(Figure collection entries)
──────────
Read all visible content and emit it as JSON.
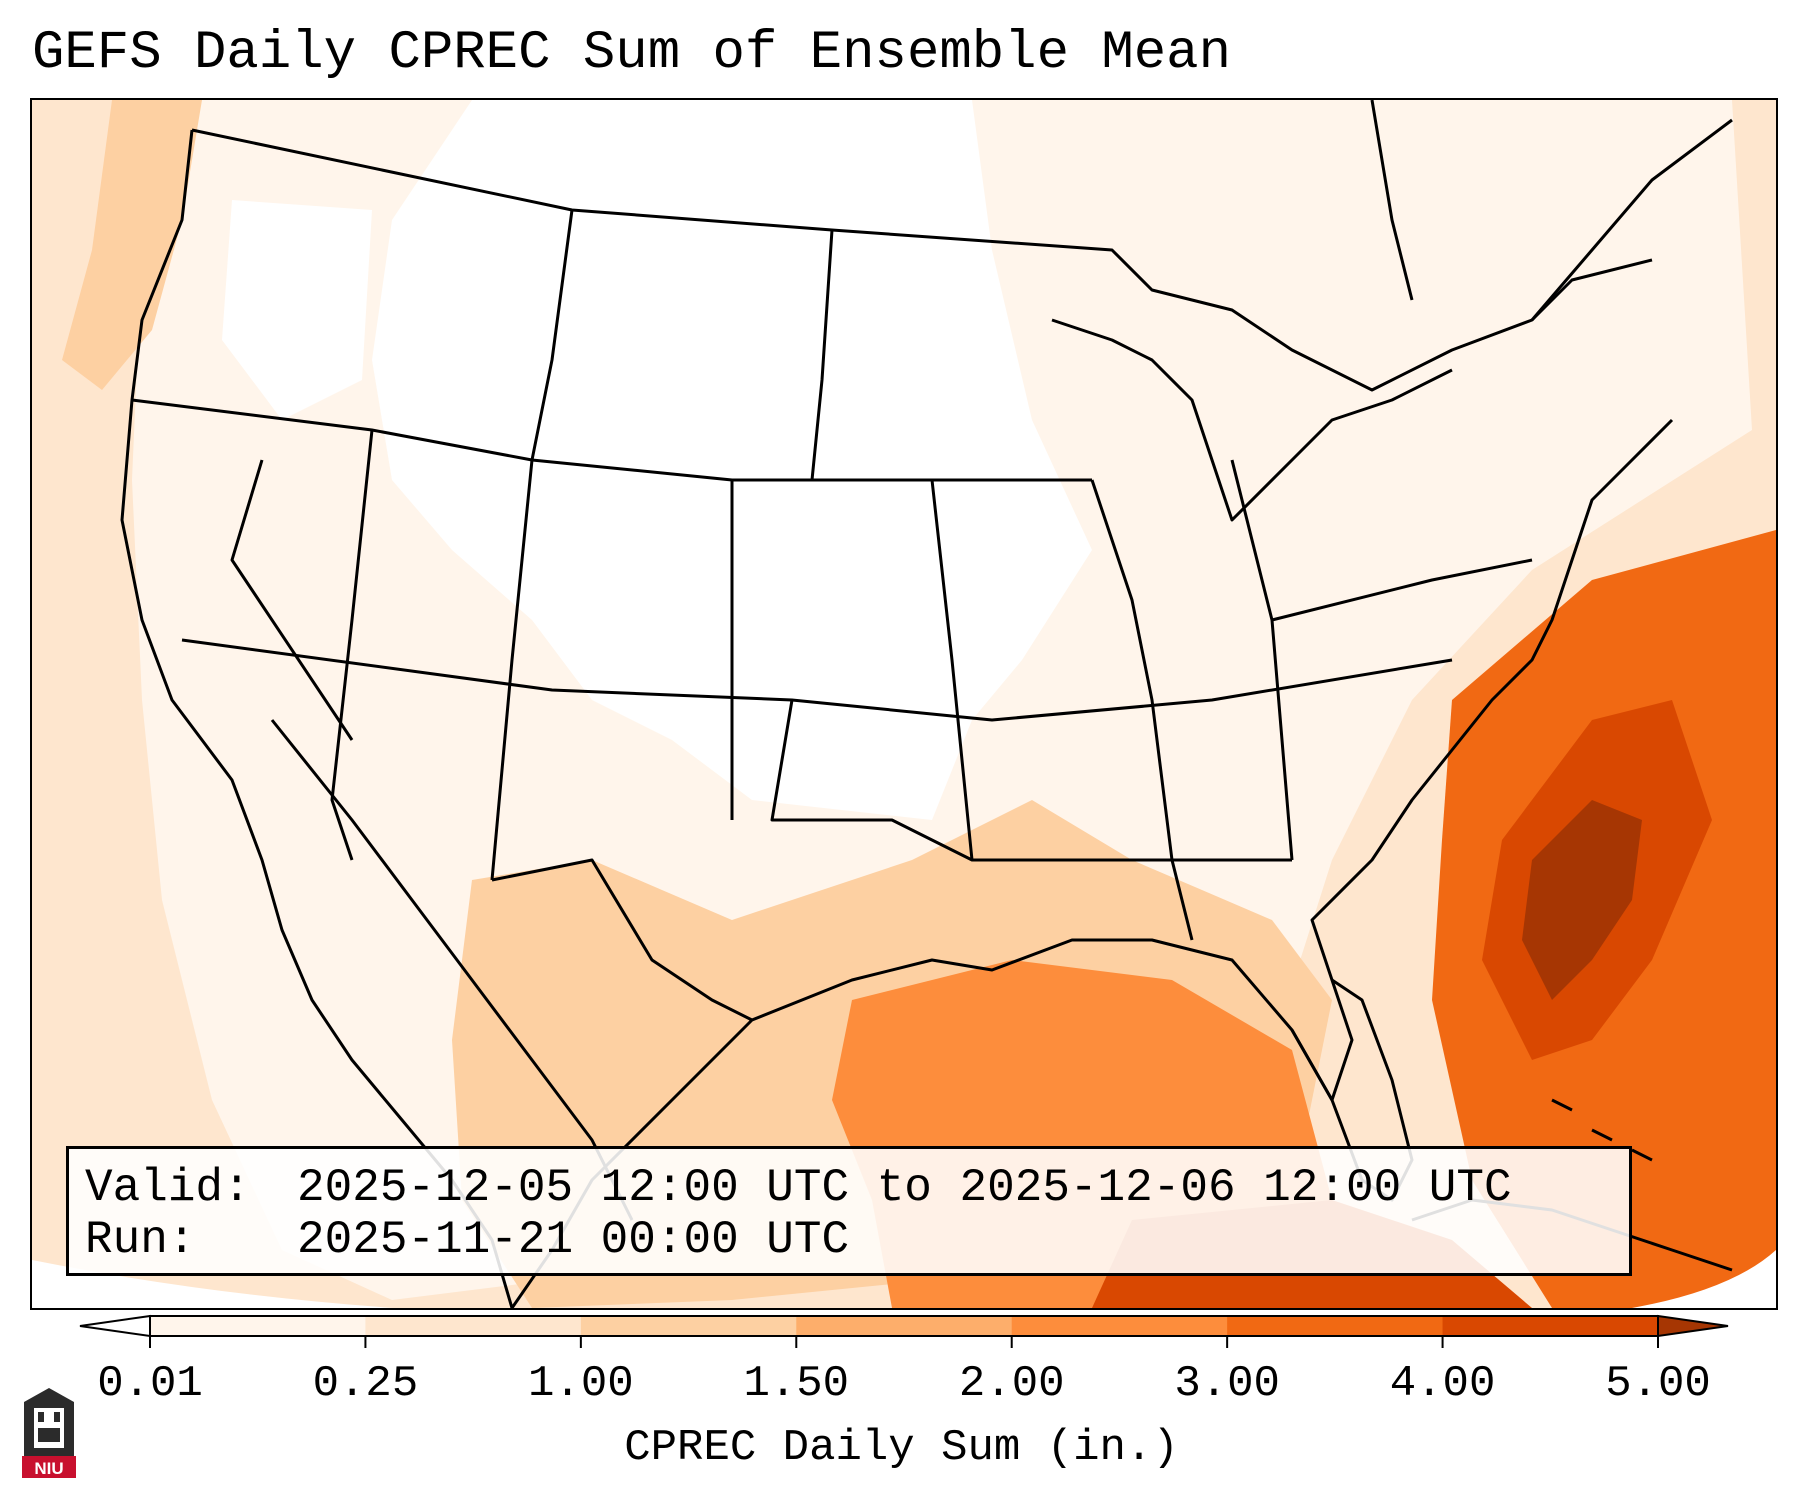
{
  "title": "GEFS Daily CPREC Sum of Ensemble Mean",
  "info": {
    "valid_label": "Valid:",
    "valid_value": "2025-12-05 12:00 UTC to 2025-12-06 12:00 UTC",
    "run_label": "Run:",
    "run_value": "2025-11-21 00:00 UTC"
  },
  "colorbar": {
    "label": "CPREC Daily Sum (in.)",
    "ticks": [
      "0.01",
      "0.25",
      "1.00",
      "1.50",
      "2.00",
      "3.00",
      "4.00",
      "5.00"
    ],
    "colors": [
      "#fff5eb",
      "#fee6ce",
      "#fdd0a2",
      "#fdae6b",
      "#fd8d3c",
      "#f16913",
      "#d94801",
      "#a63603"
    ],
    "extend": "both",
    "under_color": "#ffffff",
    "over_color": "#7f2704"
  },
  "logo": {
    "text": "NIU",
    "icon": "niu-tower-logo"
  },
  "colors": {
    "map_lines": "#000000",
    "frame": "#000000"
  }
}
──────────
**What this task involves**
Transcribe all entries above exactly. Drop the pictures.

**Exercise result**
Read all visible content and emit it as JSON.
{
  "title": "GEFS Daily CPREC Sum of Ensemble Mean",
  "info": {
    "valid_label": "Valid:",
    "valid_value": "2025-12-05 12:00 UTC to 2025-12-06 12:00 UTC",
    "run_label": "Run:",
    "run_value": "2025-11-21 00:00 UTC"
  },
  "colorbar": {
    "label": "CPREC Daily Sum (in.)",
    "ticks": [
      "0.01",
      "0.25",
      "1.00",
      "1.50",
      "2.00",
      "3.00",
      "4.00",
      "5.00"
    ],
    "colors": [
      "#fff5eb",
      "#fee6ce",
      "#fdd0a2",
      "#fdae6b",
      "#fd8d3c",
      "#f16913",
      "#d94801",
      "#a63603"
    ],
    "extend": "both",
    "under_color": "#ffffff",
    "over_color": "#7f2704"
  },
  "logo": {
    "text": "NIU",
    "icon": "niu-tower-logo"
  },
  "colors": {
    "map_lines": "#000000",
    "frame": "#000000"
  }
}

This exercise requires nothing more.